Imprima, sem qualquer alteração, o trecho do excerto do documento que vai de "06 junho 2009" até "ao longe ...", inclusive.

▸ Excerto do documento:
- - - -
Agora chegou o momento de todos aqueles que se lamentavam por a chuva não ter ainda chegado em força passarem a lamentar a lama, os mosquitos e, claro, a própria chuva.

12 junho 2009

Arcas

Sempre adorei malas de lata que associo a sotãos e a longas viagens de barco, em tempos idos. Pois bem, vim encontrá-las em Bissau, transformadas em objectos decorativos. Dado o pouco artesanato local existente, elas resplandecem à beira da estrada do aeroporto. São feitas por artesãos imigrados e, se conseguirmos explicar-nos, podem mesmo ser feitas por medida. Mesmo com recurso a papel pode não ser tarefa fácil.

Na minha família elas são o sucedâneo da arquinha da minha infância onde eu guardava os fatos das bonecas, primorosamente feitos pela minha mãe, e onde agora residem os meus mapas de viagem. As filhas ainda tiveram umas, feitas por um artesão já bem idoso com oficina no Chiado, mas as netas, de acordo com os tempos de multiculturalidade e globalização, tiveram direito a algo mais exótico.

06 junho 2009

Fruta

Estamos em pleno apogeu da fruta, uma verdadeira orgia ao longo dos passeios do centro de Bissau. As vendedeiras, estrategicamente colocadas, são minhas conhecidas de há muitos anos, chamam-me pelo nome mal me avistam . Para uma delas sou a Heleninha e é especialmente engraçado ouvi-la ao longe ...

Para quem goste de frutos tropicais a Guiné-Bissau é o paraíso porque eles têm aqui um sabor inegualável. As mangas (mangos como aqui se diz), em especial, parecem um outro fruto quando comparadas com aquilo que se vende em Portugal e a que se dá o mesmo nome. Mango de faca, fernandinhos, mango de terra, mango da Índia, são algumas das espécies.

E imginem que há quem compre, à peça, maçãs de aviário, importadas, daquelas em que nem toco em Portugal. Como se pode ter saudades de tal produto?

Tenho planeada para um serão desta semana, uma sessão de cozinhados com uma amiga, para fazermos chutney de manga. Darei aqui conta do resultado.

Nas fotos, de cima para baixo: muitas e variadas, jaca com companhia, abacates, fruta-pinha, papaias, fole e papaias, mangos de faca.

05 junho 2009

Chuva?
- - - -
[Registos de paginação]

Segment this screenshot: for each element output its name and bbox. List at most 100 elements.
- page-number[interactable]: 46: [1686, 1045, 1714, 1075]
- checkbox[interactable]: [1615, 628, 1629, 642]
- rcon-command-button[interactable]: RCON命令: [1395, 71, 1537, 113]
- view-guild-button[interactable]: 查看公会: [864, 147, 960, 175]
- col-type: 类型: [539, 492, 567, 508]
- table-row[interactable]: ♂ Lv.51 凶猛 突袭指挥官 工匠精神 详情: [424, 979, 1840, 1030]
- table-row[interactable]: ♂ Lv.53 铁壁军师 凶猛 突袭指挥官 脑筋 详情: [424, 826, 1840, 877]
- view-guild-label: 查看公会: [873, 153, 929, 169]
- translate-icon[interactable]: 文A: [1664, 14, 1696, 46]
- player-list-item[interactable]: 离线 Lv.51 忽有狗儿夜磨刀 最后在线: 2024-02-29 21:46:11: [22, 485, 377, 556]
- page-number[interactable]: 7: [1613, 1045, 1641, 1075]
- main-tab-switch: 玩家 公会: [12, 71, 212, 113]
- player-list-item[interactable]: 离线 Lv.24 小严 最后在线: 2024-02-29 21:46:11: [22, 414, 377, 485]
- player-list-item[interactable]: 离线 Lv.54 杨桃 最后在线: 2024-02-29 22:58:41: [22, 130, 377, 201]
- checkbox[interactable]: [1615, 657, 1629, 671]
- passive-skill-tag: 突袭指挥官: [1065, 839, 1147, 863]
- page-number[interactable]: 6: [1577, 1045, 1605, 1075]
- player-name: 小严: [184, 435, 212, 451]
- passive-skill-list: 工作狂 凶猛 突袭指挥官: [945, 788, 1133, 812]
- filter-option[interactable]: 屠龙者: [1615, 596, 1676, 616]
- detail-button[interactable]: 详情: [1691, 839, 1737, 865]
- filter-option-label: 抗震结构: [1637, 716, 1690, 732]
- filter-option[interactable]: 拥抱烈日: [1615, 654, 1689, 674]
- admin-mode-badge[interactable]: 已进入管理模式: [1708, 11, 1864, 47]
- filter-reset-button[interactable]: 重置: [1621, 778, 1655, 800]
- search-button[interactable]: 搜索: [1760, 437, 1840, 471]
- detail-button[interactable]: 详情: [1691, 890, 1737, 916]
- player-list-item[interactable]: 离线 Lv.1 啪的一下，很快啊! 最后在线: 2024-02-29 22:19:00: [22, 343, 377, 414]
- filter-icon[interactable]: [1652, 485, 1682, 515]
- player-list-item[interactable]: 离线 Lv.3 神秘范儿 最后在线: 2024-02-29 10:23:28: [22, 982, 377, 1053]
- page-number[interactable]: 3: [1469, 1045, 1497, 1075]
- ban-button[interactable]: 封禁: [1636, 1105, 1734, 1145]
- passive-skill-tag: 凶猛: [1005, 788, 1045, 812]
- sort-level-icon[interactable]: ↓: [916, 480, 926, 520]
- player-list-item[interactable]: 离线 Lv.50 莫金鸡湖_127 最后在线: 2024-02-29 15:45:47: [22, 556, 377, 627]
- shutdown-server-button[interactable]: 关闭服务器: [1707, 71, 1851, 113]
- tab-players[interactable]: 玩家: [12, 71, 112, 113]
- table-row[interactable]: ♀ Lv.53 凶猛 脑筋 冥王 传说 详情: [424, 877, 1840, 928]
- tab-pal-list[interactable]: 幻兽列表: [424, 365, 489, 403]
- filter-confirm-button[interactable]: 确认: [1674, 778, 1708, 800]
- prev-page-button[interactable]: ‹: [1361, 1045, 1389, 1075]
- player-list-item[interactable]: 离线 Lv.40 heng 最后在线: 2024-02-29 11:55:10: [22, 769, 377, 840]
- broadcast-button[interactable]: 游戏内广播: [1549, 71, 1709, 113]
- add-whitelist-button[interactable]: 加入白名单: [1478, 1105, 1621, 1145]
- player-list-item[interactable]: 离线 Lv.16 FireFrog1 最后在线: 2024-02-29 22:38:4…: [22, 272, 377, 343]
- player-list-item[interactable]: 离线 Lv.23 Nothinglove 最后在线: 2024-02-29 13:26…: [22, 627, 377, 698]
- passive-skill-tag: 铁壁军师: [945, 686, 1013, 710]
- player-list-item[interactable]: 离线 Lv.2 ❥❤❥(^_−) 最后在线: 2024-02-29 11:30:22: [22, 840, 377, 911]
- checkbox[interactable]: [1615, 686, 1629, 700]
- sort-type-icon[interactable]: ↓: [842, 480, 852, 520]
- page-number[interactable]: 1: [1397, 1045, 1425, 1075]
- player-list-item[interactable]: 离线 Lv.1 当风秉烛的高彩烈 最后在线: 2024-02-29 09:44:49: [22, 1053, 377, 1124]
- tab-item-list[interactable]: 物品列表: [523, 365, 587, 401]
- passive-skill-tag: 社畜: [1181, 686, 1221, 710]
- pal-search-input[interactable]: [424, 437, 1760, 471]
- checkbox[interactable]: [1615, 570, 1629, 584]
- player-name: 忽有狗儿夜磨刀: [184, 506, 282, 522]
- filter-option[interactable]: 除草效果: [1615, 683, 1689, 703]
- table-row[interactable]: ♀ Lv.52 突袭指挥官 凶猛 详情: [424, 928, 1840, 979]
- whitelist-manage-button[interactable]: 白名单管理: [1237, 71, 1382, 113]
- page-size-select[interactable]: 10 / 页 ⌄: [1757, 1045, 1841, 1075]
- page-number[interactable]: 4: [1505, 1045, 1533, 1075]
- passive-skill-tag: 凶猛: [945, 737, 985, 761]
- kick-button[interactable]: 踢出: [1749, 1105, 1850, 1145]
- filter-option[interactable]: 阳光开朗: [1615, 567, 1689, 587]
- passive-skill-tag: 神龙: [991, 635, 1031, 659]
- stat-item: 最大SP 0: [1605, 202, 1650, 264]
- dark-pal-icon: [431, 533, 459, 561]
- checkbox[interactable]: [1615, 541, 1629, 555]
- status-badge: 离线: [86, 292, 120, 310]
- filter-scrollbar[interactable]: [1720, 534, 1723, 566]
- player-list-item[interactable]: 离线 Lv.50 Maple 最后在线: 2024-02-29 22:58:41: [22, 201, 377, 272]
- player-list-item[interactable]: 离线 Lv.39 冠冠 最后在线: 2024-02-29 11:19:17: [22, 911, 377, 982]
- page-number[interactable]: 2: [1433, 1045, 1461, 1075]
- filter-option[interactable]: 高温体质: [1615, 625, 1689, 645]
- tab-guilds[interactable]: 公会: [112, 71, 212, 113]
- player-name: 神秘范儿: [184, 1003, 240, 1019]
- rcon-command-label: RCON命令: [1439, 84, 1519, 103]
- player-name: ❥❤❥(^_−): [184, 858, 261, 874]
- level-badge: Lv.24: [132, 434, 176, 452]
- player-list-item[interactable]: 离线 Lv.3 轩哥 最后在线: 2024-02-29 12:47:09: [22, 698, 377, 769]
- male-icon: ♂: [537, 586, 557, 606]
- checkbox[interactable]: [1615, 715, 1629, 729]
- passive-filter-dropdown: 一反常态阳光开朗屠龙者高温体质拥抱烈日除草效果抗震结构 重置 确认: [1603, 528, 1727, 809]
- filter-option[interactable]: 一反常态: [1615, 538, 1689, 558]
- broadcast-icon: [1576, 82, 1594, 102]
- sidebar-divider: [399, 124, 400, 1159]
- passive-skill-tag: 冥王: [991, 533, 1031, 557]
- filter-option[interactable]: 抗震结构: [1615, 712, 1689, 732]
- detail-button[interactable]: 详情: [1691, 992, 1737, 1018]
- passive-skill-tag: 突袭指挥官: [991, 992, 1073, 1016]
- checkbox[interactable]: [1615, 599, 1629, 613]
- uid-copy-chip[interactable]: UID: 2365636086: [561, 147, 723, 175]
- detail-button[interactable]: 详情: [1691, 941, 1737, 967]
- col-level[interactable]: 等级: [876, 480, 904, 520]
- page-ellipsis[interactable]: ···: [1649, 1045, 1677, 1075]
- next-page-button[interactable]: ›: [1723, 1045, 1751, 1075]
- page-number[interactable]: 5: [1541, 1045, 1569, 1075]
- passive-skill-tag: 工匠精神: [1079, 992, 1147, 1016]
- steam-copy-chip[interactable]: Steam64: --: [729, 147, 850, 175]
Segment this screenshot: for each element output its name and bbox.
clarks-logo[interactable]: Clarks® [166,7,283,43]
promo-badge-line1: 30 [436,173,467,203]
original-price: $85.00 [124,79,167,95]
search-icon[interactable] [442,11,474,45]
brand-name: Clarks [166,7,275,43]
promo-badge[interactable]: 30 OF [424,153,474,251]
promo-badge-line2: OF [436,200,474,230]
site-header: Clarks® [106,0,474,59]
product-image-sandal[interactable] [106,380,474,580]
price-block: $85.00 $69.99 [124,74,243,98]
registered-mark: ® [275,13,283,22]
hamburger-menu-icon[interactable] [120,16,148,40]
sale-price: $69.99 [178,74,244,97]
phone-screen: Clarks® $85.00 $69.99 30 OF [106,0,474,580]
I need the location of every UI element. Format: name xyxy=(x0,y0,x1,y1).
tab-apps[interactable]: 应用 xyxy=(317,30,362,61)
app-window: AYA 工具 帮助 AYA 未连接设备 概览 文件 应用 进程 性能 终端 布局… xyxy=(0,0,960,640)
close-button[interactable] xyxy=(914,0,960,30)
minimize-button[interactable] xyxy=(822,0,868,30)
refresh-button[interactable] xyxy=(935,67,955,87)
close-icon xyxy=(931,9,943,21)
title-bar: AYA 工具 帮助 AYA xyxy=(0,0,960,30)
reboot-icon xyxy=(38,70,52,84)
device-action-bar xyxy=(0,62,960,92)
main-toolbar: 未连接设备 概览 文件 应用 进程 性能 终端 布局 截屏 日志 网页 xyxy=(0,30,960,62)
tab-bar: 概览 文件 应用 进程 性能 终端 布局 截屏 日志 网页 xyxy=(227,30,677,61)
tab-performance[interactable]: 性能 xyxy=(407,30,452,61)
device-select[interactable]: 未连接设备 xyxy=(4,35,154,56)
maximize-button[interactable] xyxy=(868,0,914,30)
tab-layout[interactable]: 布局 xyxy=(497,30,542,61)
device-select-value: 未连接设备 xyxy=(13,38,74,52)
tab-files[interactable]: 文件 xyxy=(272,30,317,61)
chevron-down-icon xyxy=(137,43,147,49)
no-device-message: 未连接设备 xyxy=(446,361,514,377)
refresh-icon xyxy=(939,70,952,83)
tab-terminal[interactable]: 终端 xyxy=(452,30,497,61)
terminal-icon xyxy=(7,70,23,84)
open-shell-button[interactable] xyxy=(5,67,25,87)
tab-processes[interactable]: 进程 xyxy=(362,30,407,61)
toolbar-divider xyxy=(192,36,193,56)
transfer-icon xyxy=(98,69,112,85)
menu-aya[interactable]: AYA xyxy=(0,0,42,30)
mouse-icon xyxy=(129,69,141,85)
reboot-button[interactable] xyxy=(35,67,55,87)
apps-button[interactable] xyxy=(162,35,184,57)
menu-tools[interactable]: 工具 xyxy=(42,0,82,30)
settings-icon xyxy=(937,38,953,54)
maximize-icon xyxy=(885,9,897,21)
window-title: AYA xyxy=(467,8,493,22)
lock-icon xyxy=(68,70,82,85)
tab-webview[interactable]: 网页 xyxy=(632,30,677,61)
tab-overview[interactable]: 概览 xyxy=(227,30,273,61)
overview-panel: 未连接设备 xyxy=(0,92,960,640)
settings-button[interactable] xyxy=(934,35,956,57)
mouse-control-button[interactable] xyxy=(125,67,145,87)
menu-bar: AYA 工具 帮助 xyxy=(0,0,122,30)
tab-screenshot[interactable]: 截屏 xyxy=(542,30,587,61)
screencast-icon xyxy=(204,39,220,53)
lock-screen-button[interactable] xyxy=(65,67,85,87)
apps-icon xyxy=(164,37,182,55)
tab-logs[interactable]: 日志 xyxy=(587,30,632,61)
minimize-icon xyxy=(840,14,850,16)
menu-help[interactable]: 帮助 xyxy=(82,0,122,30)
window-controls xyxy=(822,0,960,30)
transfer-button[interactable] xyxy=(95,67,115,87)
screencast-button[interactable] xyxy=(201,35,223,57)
- - - -
▸ Exercício resolvido:
06 junho 2009

Fruta

Estamos em pleno apogeu da fruta, uma verdadeira orgia ao longo dos passeios do centro de Bissau. As vendedeiras, estrategicamente colocadas, são minhas conhecidas de há muitos anos, chamam-me pelo nome mal me avistam . Para uma delas sou a Heleninha e é especialmente engraçado ouvi-la ao longe ...